## Work instructions:
(A) In the thread on hotlink prevention, what job does the person asking for help say they have?
(B) Transcribe the passage of the hotlink prevention thread between "I initially set" and "google to hotlink?", inclusive.
(C) Continue the forum thread on hotlink prevention from the point where it stops.

## Excerpt:

Hotlink prevention that still allows Google full access


#1

Hi, I am trying to prevent hotlinking of images from my various websites, however I do not want to block , hinder or in any way affect what google does.
I initially set up an htaccess file which allows google and other search engines to do what they want but blocks others from hotlink. This should have been ideal except that it does not work with cloudflare .

The generic block everything hotlink protection offered by Cloudflare is no good because it would interfere with google and it is absolutely critical that Google is unhindered. I would rather give up on the idea than mess with google.

Anyway, i have read everything I can find on the cloudflare community and it seems my best hope lies with something called “workers”. There is a sample of hotlink protection code at https://developers.cloudflare.com/workers/recipes/hotlink-protection/ but unfortunately this is of the block everything variety. Is there a template in existence which blocks hotlinking but allows google to hotlink?

Unfortunately I am not a programmer and there is little chance of me figuring out the necessary lines of coding. I can manage copy and paste and I can duplicate lines to add different search engines which is what I did with the htaccess. Anything more complicated is beyond me.

Any help appreciated.


#2

You can experiment with Firewall Rules. Something along the lines of:

URI Path contains jpg
AND Referrer is NOT your domain
AND User Agent NOT is Googlebot

Block

Hopefully someone double-checks my logic.


#3

Thanks, something like that might work. I am however, very nervous of experimenting with my main website as that’s where 100% of my income comes from. Im a photographer and so Google image search is critical. If my images are on the first few lines I sell them, if not I dont, and go hungry, so i need to be very careful that I dont cause a drop in rankings.


#4

:slight_smile: That should work, just two comments please: a) technically it wouldnt “unblock” Google but everyone who claims to be Google (though, that would be rather a crawler issue than a hotlinking one) and b) I wouldnt expect Google to send a referrer (particularly a third party one) anyhow. Are there occasions when it sends one?

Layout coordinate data

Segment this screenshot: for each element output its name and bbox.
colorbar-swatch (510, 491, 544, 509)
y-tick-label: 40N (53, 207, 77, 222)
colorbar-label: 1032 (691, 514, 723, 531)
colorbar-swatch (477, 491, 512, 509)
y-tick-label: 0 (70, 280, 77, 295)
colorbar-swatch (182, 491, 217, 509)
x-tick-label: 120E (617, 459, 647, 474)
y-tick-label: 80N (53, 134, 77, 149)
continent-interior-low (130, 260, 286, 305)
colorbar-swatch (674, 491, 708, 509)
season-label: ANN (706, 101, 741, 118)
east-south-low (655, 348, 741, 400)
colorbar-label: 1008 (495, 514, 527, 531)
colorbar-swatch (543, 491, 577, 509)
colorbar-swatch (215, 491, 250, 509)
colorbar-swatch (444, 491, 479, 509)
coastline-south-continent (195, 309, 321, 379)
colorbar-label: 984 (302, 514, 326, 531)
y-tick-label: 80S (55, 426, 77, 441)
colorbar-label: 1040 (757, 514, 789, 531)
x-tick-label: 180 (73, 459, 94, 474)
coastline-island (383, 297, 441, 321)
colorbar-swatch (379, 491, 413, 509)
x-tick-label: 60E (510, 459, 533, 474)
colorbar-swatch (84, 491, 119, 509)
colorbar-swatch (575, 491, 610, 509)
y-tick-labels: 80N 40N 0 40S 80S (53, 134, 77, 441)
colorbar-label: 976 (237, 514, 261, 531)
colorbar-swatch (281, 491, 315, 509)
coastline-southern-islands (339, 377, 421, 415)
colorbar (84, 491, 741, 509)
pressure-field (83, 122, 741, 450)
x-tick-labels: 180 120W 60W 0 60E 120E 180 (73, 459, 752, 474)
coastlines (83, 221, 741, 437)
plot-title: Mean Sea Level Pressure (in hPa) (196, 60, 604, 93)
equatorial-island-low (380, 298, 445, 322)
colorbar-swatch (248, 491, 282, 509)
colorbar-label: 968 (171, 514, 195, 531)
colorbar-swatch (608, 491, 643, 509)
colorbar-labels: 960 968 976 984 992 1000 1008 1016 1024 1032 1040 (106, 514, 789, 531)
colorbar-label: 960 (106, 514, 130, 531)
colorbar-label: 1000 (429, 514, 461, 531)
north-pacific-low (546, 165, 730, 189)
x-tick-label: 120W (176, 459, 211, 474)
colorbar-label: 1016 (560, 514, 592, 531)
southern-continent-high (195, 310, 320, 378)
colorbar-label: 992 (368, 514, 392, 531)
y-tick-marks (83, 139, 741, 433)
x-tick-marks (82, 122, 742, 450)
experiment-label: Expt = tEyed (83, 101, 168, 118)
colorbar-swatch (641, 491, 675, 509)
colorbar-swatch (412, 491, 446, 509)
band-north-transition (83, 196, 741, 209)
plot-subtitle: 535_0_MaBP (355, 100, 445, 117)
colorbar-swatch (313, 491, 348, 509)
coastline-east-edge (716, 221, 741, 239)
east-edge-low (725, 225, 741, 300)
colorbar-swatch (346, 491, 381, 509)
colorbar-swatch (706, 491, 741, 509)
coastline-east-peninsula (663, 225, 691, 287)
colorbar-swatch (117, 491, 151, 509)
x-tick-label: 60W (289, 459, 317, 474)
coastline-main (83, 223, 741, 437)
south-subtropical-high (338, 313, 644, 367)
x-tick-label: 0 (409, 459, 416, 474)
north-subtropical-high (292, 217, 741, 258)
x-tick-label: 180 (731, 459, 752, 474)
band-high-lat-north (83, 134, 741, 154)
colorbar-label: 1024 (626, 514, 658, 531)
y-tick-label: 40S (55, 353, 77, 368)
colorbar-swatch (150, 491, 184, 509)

## Answers to the exercises:
(A) They are a photographer.

(B)
I initially set up an htaccess file which allows google and other search engines to do what they want but blocks others from hotlink. This should have been ideal except that it does not work with cloudflare .

The generic block everything hotlink protection offered by Cloudflare is no good because it would interfere with google and it is absolutely critical that Google is unhindered. I would rather give up on the idea than mess with google.

Anyway, i have read everything I can find on the cloudflare community and it seems my best hope lies with something called “workers”. There is a sample of hotlink protection code at https://developers.cloudflare.com/workers/recipes/hotlink-protection/ but unfortunately this is of the block everything variety. Is there a template in existence which blocks hotlinking but allows google to hotlink?

(C)
#5

I’d probably go for a Firewall Rule set to BLOCK based on:

(http.request.method eq "GET" and http.request.uri.path contains "jpg" and not (http.referer contains "yourdomain.com" or cf.client.bot))

This leverages the cf.client.bot parameter to ‘whitelist’ all the bots Cloudflare is aware of. After all, I presume you’d want most indexers to see your images and this puts the onus onto CF to keep the matching updated as bots change their identifying fingerprint.

(Obviously replace yourdomain.com with your domain name (excluding any subdomain) and alter the ‘jpg’ pattern to whatever your image format is, or maybe use ‘path_to_your_images’ instead there.)


#6

Thanks for the info so far.

Just a thought, rather than try to block everything except search engines, would it be easier if I just blocked specific scraper sites?

Im not overly concerned about every single hotlink but I have more than 25000 images online and there are a few scraper sites which seem to hotlink all of them. Its these I am keen to block. I could list the out one at a time in an htaccess or similar.


#7

You were so far talking about hotlinking, scraping is a different issue and requires a completely different approach.

What is it you want to eventually address?


#8

By scraping, I mean third party operators who have a bot which goes to my website , gathers all my content and then regurgitates all the images as hotlinks to their own website, typically so called “wallpaper” websites.

Im not so concerned about the bot crawling the site. Im more interested in stopping the hotlinking.


#9

That is not so much scraping but really just hotlinking, in which case the approach outlined by @sdayman should work. Keep in mind you should also accept empty referrers. Basically every non-empty referrer not containing your domain should be blocked.

There are some ways for a site to stop the referrer from being sent, so that approach might still allow some hotlinking, but there are also browsers simply not sending a referrer. It really comes down to your level of “concern”. If you want to rule out that backdoor as well you’d really need to reject empty referrers too and require your domain in it.


#10

Mate, you’ll be at it all day if you go down the ‘allow all, block a blacklist’. As soon as a scraper sees they’re banned they’ll change user-agent. To be honest, there’s absolutely no approach that’ll stop scraping without impacting users too unless you wanted to implement rate-limiting (which is available via Cloudflare), say. If an image is online and someone can see it, then someone can scrape it if they care enough. Hot-linking however can be managed via the rule I quoted above.

As @sandro has pointed out you can get empty referers. The bulk of those I’ve seen are HTTPS sites linking to HTTP resources so if you run your site on HTTPS you shouldn’t have that much traffic. I’m not sure if catering for those would be good or bad so bow to his advice if he has experience with it. My gut says to not allow them which leaves my suggested rule as initially quoted previously.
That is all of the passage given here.